Skip every image and restate the data word for word.

| INPUT FOR THIS TASK |
━━━━━━━━━━━━━━━━
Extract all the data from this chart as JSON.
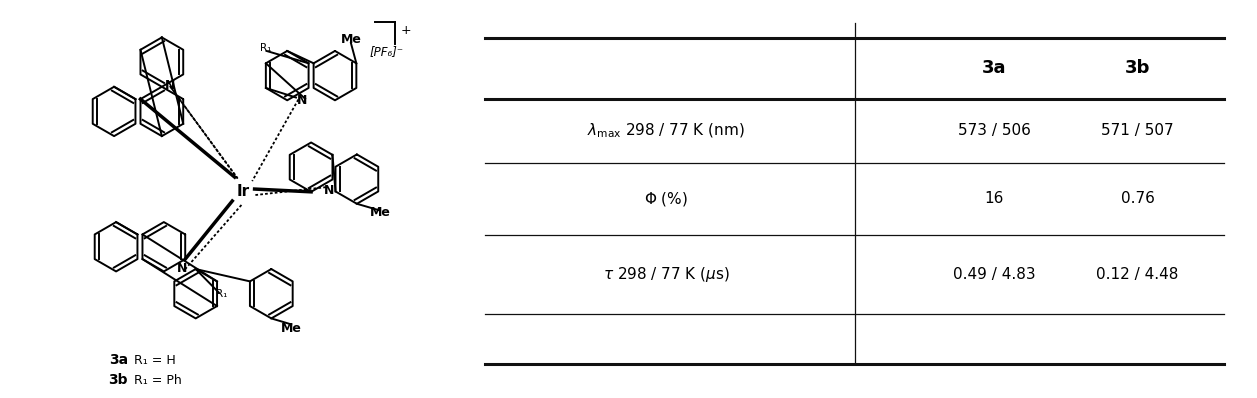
{
  "col3a": "3a",
  "col3b": "3b",
  "table_rows": [
    [
      "λ_max 298 / 77 K (nm)",
      "573 / 506",
      "571 / 507"
    ],
    [
      "Φ (%)",
      "16",
      "0.76"
    ],
    [
      "τ 298 / 77 K (μs)",
      "0.49 / 4.83",
      "0.12 / 4.48"
    ]
  ],
  "label_3a": "3a",
  "label_3b": "3b",
  "label_R1_H": "R₁ = H",
  "label_R1_Ph": "R₁ = Ph",
  "bg_color": "#ffffff"
}
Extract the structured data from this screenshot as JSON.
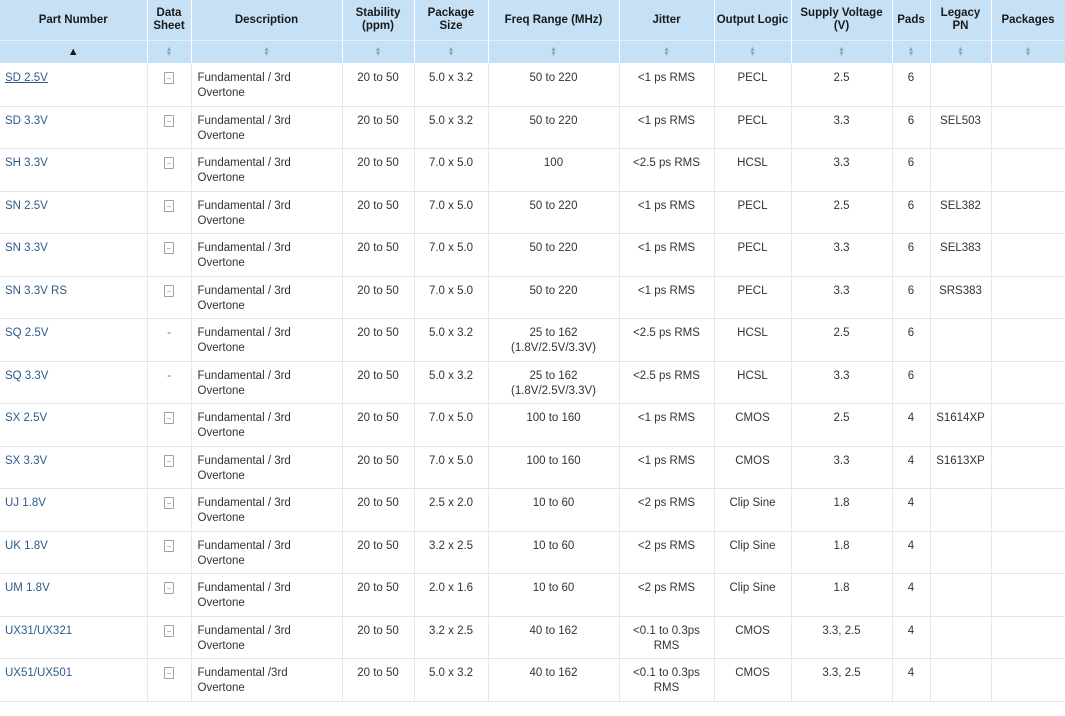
━━━━━━━━━━━━━━━━
| EXERCISE RESPONSE |
Extract all the data from this chart as JSON.
{
  "col3a": "3a",
  "col3b": "3b",
  "table_rows": [
    [
      "λ_max 298 / 77 K (nm)",
      "573 / 506",
      "571 / 507"
    ],
    [
      "Φ (%)",
      "16",
      "0.76"
    ],
    [
      "τ 298 / 77 K (μs)",
      "0.49 / 4.83",
      "0.12 / 4.48"
    ]
  ],
  "label_3a": "3a",
  "label_3b": "3b",
  "label_R1_H": "R₁ = H",
  "label_R1_Ph": "R₁ = Ph",
  "bg_color": "#ffffff"
}
Extract the structured data from this screenshot as JSON.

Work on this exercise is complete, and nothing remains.